◆ **TEXTO FUENTE**:
• • • •
Nunca había oído hablar de él, de Felix Kersten, el médico de Himmler, el terrible. Era finlandés y tenía los ojos azul celeste. Había aprendido técnicas de los lamas y decían que sus manos eran mágicas, capaces de calmar con un masaje cualquier dolor insoportable.
Himmler, la mano derecha de Hitler, quizás porque la conciencia acaba por comerse vivas partes del cuerpo que nada tienen que ver con el alma, sufría de unos espantosos calambres estomacales crónicos. Alguien fue a buscar a Kersten, cuyo prestigio como sanador había crecico en muy pocos años de profesión. «Debe usted atender al comandante», le ordenaron. El hijo de Kersten relata que fue su madre quien lo llevó en coche al edificio donde se ubicaba el despacho de Himmler y que desde la calle miró cómo cruzaba la puerta, casi convencida de que no volvería a verlo, porque eso era lo que solía pasar con muchos ciudadanos requeridos en aquella cueva del terror, perfectamente camuflada bajo la apariencia de un tótem burocrático.
Pero Kersten habló con Himmler. Le planteó sus condiciones en lugar de amedrentarse ante el hombre demacrado y de fama terrible que lo recibió cortés, pero con un rictus de dolor que le costaba disimular en el rostro: aceptaba a hacerle una revisión pero nunca formaría parte de una organización política, por más que lo atendiera en calidad de médico. En segundo lugar, debía seguir desde ese momento un tratamiento de catorce días, después del cual evaluarían su continuidad.
• • • •
◆ **DATOS PARA ANALIZAR**:

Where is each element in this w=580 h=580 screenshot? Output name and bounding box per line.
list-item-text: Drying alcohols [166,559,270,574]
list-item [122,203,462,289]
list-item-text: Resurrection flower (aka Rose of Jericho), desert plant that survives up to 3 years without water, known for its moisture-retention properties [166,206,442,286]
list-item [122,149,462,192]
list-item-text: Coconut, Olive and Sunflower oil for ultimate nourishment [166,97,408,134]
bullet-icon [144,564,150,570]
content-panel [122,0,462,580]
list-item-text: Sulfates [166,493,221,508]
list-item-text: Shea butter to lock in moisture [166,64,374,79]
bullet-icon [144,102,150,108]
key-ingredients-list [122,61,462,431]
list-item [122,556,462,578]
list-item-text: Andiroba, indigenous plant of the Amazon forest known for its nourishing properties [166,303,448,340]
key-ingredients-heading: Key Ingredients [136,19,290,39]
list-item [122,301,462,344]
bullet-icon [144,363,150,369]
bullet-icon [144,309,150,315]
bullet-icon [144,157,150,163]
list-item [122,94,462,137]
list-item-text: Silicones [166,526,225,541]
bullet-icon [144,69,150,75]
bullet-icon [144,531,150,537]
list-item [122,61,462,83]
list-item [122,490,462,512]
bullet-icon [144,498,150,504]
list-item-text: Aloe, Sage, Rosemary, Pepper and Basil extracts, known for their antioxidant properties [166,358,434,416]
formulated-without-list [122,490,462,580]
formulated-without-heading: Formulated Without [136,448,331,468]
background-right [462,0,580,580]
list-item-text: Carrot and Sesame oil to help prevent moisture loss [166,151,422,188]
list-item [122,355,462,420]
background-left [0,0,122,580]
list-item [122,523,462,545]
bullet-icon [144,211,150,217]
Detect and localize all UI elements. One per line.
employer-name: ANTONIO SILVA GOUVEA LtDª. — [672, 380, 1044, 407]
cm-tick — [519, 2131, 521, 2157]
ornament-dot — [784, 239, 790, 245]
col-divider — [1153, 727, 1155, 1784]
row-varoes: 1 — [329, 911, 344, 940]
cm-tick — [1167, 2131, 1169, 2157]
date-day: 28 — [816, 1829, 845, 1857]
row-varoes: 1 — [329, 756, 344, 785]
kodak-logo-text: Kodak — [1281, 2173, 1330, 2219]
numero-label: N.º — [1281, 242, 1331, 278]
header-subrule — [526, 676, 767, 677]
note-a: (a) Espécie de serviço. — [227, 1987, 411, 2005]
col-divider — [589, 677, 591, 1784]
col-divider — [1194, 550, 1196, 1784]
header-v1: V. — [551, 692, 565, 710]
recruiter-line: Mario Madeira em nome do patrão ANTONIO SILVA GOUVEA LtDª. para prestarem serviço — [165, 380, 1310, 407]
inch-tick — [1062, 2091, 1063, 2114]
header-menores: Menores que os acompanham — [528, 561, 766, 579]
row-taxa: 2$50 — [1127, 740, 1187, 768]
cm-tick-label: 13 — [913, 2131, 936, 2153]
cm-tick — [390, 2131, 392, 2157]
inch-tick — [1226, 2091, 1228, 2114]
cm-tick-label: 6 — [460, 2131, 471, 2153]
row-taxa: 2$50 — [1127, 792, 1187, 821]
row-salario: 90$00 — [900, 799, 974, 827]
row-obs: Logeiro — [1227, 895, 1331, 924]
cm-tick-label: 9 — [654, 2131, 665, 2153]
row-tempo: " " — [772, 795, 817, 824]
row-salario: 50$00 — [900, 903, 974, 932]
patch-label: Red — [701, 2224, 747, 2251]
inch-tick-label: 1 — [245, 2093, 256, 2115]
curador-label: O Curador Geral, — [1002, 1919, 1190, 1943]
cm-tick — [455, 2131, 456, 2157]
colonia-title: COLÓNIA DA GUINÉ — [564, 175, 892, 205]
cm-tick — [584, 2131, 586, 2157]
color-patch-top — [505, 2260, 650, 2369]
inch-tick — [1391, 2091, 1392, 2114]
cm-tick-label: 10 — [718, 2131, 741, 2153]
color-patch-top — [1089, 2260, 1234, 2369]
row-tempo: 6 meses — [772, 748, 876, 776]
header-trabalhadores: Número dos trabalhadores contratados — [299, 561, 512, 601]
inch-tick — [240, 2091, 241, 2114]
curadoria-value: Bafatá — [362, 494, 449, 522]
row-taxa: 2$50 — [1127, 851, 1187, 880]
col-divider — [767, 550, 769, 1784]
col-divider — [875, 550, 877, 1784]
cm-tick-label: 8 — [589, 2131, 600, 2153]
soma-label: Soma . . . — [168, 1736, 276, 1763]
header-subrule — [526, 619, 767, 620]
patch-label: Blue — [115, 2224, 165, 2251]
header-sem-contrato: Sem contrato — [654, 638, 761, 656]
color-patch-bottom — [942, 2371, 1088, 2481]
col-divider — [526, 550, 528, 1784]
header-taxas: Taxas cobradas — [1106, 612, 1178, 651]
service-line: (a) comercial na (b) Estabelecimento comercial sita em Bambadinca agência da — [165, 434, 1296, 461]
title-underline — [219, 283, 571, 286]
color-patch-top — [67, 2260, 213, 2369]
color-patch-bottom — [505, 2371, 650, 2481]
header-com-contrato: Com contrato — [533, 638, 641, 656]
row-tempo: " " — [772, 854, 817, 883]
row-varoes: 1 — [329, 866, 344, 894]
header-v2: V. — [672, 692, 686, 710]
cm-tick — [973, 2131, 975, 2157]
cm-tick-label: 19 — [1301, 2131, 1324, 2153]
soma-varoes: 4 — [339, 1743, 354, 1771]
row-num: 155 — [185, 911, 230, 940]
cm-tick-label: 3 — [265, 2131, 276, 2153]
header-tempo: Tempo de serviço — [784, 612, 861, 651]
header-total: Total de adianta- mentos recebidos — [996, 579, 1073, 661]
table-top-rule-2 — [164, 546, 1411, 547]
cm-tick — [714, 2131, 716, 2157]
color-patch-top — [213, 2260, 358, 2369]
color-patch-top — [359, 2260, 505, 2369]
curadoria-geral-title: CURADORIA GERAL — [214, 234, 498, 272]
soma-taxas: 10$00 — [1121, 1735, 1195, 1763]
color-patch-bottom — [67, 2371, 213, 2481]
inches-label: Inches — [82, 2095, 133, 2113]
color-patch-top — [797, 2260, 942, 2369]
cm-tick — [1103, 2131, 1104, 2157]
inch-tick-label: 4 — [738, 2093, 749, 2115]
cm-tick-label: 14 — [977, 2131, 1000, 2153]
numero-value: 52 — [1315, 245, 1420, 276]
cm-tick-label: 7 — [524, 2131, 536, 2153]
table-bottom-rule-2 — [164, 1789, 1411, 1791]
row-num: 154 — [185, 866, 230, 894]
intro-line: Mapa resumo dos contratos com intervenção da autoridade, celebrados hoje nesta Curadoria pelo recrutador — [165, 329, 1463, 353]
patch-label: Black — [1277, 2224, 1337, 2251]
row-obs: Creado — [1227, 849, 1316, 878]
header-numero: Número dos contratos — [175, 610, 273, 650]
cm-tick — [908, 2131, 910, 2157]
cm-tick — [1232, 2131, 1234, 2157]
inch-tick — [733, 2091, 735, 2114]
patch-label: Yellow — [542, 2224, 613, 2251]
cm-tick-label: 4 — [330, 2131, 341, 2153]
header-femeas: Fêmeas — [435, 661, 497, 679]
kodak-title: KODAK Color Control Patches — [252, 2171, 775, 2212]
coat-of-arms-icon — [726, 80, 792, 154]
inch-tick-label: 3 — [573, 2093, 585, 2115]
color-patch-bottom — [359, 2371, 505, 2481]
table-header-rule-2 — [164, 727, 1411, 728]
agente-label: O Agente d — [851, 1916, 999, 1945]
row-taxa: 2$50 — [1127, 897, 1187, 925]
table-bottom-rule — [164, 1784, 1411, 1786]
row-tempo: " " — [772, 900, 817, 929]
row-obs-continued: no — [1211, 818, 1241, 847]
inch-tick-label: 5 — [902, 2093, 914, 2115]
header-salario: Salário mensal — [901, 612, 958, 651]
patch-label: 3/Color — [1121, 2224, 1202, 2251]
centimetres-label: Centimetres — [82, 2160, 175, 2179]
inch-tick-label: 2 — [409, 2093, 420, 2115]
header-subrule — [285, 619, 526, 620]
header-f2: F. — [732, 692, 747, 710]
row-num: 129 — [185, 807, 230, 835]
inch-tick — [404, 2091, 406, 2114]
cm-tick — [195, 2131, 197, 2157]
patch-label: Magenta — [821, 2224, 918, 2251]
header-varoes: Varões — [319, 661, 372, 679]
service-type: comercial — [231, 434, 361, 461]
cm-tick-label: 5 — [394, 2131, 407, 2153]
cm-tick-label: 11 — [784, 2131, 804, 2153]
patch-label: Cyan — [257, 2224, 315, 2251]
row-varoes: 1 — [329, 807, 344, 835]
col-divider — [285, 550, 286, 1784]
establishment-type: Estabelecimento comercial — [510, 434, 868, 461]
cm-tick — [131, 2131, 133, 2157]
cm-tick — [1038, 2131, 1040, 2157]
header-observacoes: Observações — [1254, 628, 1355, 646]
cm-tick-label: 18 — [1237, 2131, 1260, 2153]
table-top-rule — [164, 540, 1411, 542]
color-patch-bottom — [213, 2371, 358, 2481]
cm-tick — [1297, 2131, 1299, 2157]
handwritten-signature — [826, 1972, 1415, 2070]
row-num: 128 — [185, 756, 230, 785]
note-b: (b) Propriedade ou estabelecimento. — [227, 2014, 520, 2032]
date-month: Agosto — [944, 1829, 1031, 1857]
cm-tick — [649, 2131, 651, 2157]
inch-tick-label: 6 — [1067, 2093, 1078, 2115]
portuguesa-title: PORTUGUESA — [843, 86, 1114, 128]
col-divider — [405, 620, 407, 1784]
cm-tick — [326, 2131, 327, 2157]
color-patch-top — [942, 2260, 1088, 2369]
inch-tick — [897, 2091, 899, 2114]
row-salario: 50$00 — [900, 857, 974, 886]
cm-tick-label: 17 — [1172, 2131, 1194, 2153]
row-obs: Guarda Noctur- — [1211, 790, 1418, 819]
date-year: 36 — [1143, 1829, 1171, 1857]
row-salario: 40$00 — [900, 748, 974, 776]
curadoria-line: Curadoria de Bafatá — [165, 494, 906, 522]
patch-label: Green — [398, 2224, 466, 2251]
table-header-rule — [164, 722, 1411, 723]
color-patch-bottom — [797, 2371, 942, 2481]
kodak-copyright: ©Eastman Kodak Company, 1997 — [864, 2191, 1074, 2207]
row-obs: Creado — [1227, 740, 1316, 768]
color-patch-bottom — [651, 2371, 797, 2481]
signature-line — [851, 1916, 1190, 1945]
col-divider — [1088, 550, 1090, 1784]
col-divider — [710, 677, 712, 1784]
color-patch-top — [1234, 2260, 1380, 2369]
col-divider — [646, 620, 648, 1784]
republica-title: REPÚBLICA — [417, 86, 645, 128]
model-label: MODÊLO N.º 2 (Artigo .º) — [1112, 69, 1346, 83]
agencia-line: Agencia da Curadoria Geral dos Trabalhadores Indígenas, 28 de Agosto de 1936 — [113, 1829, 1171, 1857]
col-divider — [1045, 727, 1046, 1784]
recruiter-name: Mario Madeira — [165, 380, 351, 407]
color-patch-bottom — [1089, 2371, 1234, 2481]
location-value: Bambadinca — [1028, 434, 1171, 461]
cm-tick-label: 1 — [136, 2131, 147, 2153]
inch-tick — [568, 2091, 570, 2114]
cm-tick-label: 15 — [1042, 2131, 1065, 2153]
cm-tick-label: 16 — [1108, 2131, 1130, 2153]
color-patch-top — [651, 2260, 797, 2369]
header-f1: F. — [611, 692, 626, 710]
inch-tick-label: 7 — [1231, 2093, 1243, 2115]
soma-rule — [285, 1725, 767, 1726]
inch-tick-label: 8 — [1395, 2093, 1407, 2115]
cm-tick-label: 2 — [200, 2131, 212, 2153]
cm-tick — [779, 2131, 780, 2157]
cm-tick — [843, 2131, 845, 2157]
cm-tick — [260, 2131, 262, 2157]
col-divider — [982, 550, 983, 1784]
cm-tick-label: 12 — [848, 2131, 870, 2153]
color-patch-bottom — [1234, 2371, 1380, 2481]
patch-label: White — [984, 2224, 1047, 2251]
• • • •
◆ **CONSIGNA**: Repite palabra por palabra el texto fuente completo sobre Felix Kersten.

◆ **TAREA RESUELTA**:
Nunca había oído hablar de él, de Felix Kersten, el médico de Himmler, el terrible. Era finlandés y tenía los ojos azul celeste. Había aprendido técnicas de los lamas y decían que sus manos eran mágicas, capaces de calmar con un masaje cualquier dolor insoportable.
Himmler, la mano derecha de Hitler, quizás porque la conciencia acaba por comerse vivas partes del cuerpo que nada tienen que ver con el alma, sufría de unos espantosos calambres estomacales crónicos. Alguien fue a buscar a Kersten, cuyo prestigio como sanador había crecico en muy pocos años de profesión. «Debe usted atender al comandante», le ordenaron. El hijo de Kersten relata que fue su madre quien lo llevó en coche al edificio donde se ubicaba el despacho de Himmler y que desde la calle miró cómo cruzaba la puerta, casi convencida de que no volvería a verlo, porque eso era lo que solía pasar con muchos ciudadanos requeridos en aquella cueva del terror, perfectamente camuflada bajo la apariencia de un tótem burocrático.
Pero Kersten habló con Himmler. Le planteó sus condiciones en lugar de amedrentarse ante el hombre demacrado y de fama terrible que lo recibió cortés, pero con un rictus de dolor que le costaba disimular en el rostro: aceptaba a hacerle una revisión pero nunca formaría parte de una organización política, por más que lo atendiera en calidad de médico. En segundo lugar, debía seguir desde ese momento un tratamiento de catorce días, después del cual evaluarían su continuidad.